TASK TO CARRY OUT:
Each record below should be repeated precisely as written.

RECORDS SUPPLIED:
※ ※ ※
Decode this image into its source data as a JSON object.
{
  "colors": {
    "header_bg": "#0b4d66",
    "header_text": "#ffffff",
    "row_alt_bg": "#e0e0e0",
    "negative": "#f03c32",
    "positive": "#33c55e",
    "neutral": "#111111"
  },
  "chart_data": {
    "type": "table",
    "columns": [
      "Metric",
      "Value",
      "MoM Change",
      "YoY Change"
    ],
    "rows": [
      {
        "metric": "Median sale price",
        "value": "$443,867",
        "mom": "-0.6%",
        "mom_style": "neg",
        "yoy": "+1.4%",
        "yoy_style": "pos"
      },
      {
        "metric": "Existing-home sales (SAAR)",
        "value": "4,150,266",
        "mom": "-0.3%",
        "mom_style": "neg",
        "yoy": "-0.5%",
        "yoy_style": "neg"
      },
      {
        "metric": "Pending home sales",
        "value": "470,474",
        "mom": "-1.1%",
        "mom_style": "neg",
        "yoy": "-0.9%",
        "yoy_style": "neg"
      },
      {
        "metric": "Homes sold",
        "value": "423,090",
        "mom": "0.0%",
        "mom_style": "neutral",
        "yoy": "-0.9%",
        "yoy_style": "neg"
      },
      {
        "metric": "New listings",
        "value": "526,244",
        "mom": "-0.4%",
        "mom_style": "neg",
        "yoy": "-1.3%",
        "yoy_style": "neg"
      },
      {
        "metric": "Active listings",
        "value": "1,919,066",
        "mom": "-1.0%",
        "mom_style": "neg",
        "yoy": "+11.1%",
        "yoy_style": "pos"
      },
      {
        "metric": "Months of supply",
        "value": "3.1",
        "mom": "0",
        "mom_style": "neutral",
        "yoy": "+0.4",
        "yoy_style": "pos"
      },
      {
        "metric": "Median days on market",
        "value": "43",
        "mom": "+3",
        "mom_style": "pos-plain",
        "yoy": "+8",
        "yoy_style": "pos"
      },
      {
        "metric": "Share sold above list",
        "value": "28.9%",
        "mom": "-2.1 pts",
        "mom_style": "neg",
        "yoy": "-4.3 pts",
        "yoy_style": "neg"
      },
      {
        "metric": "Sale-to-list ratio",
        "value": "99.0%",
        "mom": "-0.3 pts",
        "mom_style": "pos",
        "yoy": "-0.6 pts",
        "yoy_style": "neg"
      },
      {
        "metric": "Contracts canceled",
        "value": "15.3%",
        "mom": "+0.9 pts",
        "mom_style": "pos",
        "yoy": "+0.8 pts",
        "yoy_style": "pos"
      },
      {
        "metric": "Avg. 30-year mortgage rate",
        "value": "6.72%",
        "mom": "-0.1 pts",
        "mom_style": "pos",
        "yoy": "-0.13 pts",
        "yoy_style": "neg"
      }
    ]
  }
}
※ ※ ※
SOLVED PROBLEM:
Decode this image into its source data as a JSON object.
{
  "colors": {
    "header_bg": "#0b4d66",
    "header_text": "#ffffff",
    "row_alt_bg": "#e0e0e0",
    "negative": "#f03c32",
    "positive": "#33c55e",
    "neutral": "#111111"
  },
  "chart_data": {
    "type": "table",
    "columns": [
      "Metric",
      "Value",
      "MoM Change",
      "YoY Change"
    ],
    "rows": [
      {
        "metric": "Median sale price",
        "value": "$443,867",
        "mom": "-0.6%",
        "mom_style": "neg",
        "yoy": "+1.4%",
        "yoy_style": "pos"
      },
      {
        "metric": "Existing-home sales (SAAR)",
        "value": "4,150,266",
        "mom": "-0.3%",
        "mom_style": "neg",
        "yoy": "-0.5%",
        "yoy_style": "neg"
      },
      {
        "metric": "Pending home sales",
        "value": "470,474",
        "mom": "-1.1%",
        "mom_style": "neg",
        "yoy": "-0.9%",
        "yoy_style": "neg"
      },
      {
        "metric": "Homes sold",
        "value": "423,090",
        "mom": "0.0%",
        "mom_style": "neutral",
        "yoy": "-0.9%",
        "yoy_style": "neg"
      },
      {
        "metric": "New listings",
        "value": "526,244",
        "mom": "-0.4%",
        "mom_style": "neg",
        "yoy": "-1.3%",
        "yoy_style": "neg"
      },
      {
        "metric": "Active listings",
        "value": "1,919,066",
        "mom": "-1.0%",
        "mom_style": "neg",
        "yoy": "+11.1%",
        "yoy_style": "pos"
      },
      {
        "metric": "Months of supply",
        "value": "3.1",
        "mom": "0",
        "mom_style": "neutral",
        "yoy": "+0.4",
        "yoy_style": "pos"
      },
      {
        "metric": "Median days on market",
        "value": "43",
        "mom": "+3",
        "mom_style": "pos-plain",
        "yoy": "+8",
        "yoy_style": "pos"
      },
      {
        "metric": "Share sold above list",
        "value": "28.9%",
        "mom": "-2.1 pts",
        "mom_style": "neg",
        "yoy": "-4.3 pts",
        "yoy_style": "neg"
      },
      {
        "metric": "Sale-to-list ratio",
        "value": "99.0%",
        "mom": "-0.3 pts",
        "mom_style": "pos",
        "yoy": "-0.6 pts",
        "yoy_style": "neg"
      },
      {
        "metric": "Contracts canceled",
        "value": "15.3%",
        "mom": "+0.9 pts",
        "mom_style": "pos",
        "yoy": "+0.8 pts",
        "yoy_style": "pos"
      },
      {
        "metric": "Avg. 30-year mortgage rate",
        "value": "6.72%",
        "mom": "-0.1 pts",
        "mom_style": "pos",
        "yoy": "-0.13 pts",
        "yoy_style": "neg"
      }
    ]
  }
}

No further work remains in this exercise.